- **Given passage**
Samuel Armes

Personal information
- Full name: Samuel Armes
- Date of birth: 30 March 1908
- Place of birth: New Seaham, England
- Date of death: 27 August 1958 (aged 50)
- Place of death: Sunderland, England
- Position: Outside right

Senior career*
- Years: Team / Apps / (Gls)
- Howden
- Dawdon Colliery
- 1929–1931: Carlisle United / 76 / (19)
- 1932–1933: Chester / 31 / (13)
- 1933: Blackpool / 4 / (0)
- 1934–1935: Wigan Athletic / 47 / (20)
- 1935–1938: Leeds United / 79 / (8)
- 1938: Middlesbrough / 3 / (0)

= Sammy Armes =

English footballer (1908–1958)

Samuel Armes (30 March 1908 – 27 August 1958) was an English footballer who played at outside right.

He started his Football League career with Carlisle United before joining Chester and Blackpool.

- **Available data**
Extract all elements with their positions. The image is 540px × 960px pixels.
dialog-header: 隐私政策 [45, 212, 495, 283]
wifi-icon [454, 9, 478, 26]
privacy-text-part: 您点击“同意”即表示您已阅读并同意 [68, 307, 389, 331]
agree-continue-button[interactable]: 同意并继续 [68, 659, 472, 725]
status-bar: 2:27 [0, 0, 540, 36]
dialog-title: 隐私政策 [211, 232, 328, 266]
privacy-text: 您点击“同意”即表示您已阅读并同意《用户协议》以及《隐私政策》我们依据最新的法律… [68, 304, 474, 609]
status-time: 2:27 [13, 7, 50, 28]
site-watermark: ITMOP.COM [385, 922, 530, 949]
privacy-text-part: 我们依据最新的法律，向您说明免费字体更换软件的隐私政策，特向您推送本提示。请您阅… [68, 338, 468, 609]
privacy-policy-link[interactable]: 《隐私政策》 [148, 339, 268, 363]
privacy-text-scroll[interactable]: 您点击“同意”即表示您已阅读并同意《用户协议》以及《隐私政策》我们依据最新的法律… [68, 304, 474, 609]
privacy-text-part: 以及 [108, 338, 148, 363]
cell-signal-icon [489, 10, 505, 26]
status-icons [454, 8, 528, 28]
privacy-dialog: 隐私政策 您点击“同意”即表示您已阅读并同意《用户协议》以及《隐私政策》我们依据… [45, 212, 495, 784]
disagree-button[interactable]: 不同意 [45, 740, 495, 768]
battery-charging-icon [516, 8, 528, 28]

- **Directions for this task**
Quote the Samuel Armes profile word for word from "- 1935–1938: Leeds" to "Chester and Blackpool.".

- **Task answer**
- 1935–1938: Leeds United / 79 / (8)
- 1938: Middlesbrough / 3 / (0)

= Sammy Armes =

English footballer (1908–1958)

Samuel Armes (30 March 1908 – 27 August 1958) was an English footballer who played at outside right.

He started his Football League career with Carlisle United before joining Chester and Blackpool.